• _EXERCISE GOAL_
The records below hold pictures; please leave those out and retype the rest exactly.

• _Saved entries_
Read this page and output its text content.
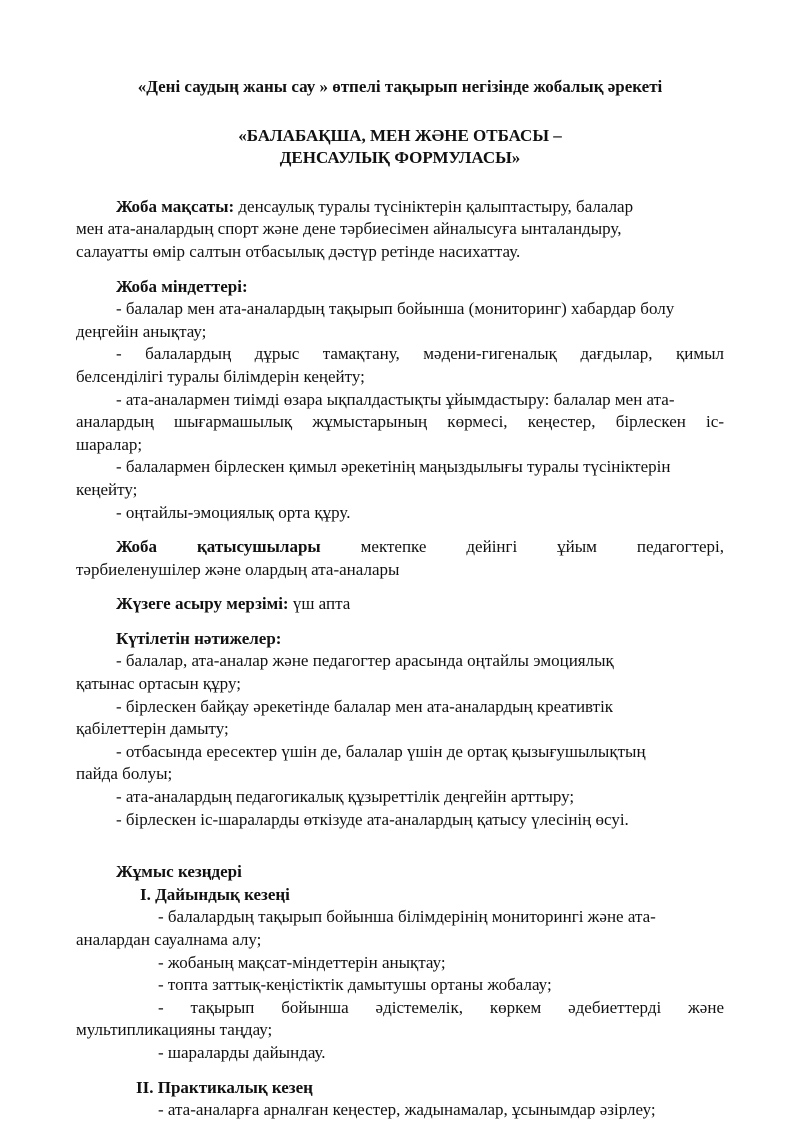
«Дені саудың жаны сау » өтпелі тақырып негізінде жобалық әрекеті

«БАЛАБАҚША, МЕН ЖӘНЕ ОТБАСЫ –
ДЕНСАУЛЫҚ ФОРМУЛАСЫ»

Жоба мақсаты: денсаулық туралы түсініктерін қалыптастыру, балалар

мен ата-аналардың спорт және дене тәрбиесімен айналысуға ынталандыру,

салауатты өмір салтын отбасылық дәстүр ретінде насихаттау.

Жоба міндеттері:

- балалар мен ата-аналардың тақырып бойынша (мониторинг) хабардар болу

деңгейін анықтау;

- балалардың дұрыс тамақтану, мәдени-гигеналық дағдылар, қимыл

белсенділігі туралы білімдерін кеңейту;

- ата-аналармен тиімді өзара ықпалдастықты ұйымдастыру: балалар мен ата-

аналардың шығармашылық жұмыстарының көрмесі, кеңестер, бірлескен іс-

шаралар;

- балалармен бірлескен қимыл әрекетінің маңыздылығы туралы түсініктерін

кеңейту;

- оңтайлы-эмоциялық орта құру.

Жоба қатысушылары мектепке дейінгі ұйым педагогтері,

тәрбиеленушілер және олардың ата-аналары

Жүзеге асыру мерзімі: үш апта

Күтілетін нәтижелер:

- балалар, ата-аналар және педагогтер арасында оңтайлы эмоциялық

қатынас ортасын құру;

- бірлескен байқау әрекетінде балалар мен ата-аналардың креативтік

қабілеттерін дамыту;

- отбасында ересектер үшін де, балалар үшін де ортақ қызығушылықтың

пайда болуы;

- ата-аналардың педагогикалық құзыреттілік деңгейін арттыру;

- бірлескен іс-шараларды өткізуде ата-аналардың қатысу үлесінің өсуі.

Жұмыс кезңдері

I. Дайындық кезеңі

- балалардың тақырып бойынша білімдерінің мониторингі және ата-

аналардан сауалнама алу;

- жобаның мақсат-міндеттерін анықтау;

- топта заттық-кеңістіктік дамытушы ортаны жобалау;

- тақырып бойынша әдістемелік, көркем әдебиеттерді және

мультипликацияны таңдау;

- шараларды дайындау.

II. Практикалық кезең

- ата-аналарға арналған кеңестер, жадынамалар, ұсынымдар әзірлеу;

• _WRITTEN RESPONSE_
Read this page and output its text content.
«Дені саудың жаны сау » өтпелі тақырып негізінде жобалық әрекеті

«БАЛАБАҚША, МЕН ЖӘНЕ ОТБАСЫ –
ДЕНСАУЛЫҚ ФОРМУЛАСЫ»

Жоба мақсаты: денсаулық туралы түсініктерін қалыптастыру, балалар

мен ата-аналардың спорт және дене тәрбиесімен айналысуға ынталандыру,

салауатты өмір салтын отбасылық дәстүр ретінде насихаттау.

Жоба міндеттері:

- балалар мен ата-аналардың тақырып бойынша (мониторинг) хабардар болу

деңгейін анықтау;

- балалардың дұрыс тамақтану, мәдени-гигеналық дағдылар, қимыл

белсенділігі туралы білімдерін кеңейту;

- ата-аналармен тиімді өзара ықпалдастықты ұйымдастыру: балалар мен ата-

аналардың шығармашылық жұмыстарының көрмесі, кеңестер, бірлескен іс-

шаралар;

- балалармен бірлескен қимыл әрекетінің маңыздылығы туралы түсініктерін

кеңейту;

- оңтайлы-эмоциялық орта құру.

Жоба қатысушылары мектепке дейінгі ұйым педагогтері,

тәрбиеленушілер және олардың ата-аналары

Жүзеге асыру мерзімі: үш апта

Күтілетін нәтижелер:

- балалар, ата-аналар және педагогтер арасында оңтайлы эмоциялық

қатынас ортасын құру;

- бірлескен байқау әрекетінде балалар мен ата-аналардың креативтік

қабілеттерін дамыту;

- отбасында ересектер үшін де, балалар үшін де ортақ қызығушылықтың

пайда болуы;

- ата-аналардың педагогикалық құзыреттілік деңгейін арттыру;

- бірлескен іс-шараларды өткізуде ата-аналардың қатысу үлесінің өсуі.

Жұмыс кезңдері

I. Дайындық кезеңі

- балалардың тақырып бойынша білімдерінің мониторингі және ата-

аналардан сауалнама алу;

- жобаның мақсат-міндеттерін анықтау;

- топта заттық-кеңістіктік дамытушы ортаны жобалау;

- тақырып бойынша әдістемелік, көркем әдебиеттерді және

мультипликацияны таңдау;

- шараларды дайындау.

II. Практикалық кезең

- ата-аналарға арналған кеңестер, жадынамалар, ұсынымдар әзірлеу;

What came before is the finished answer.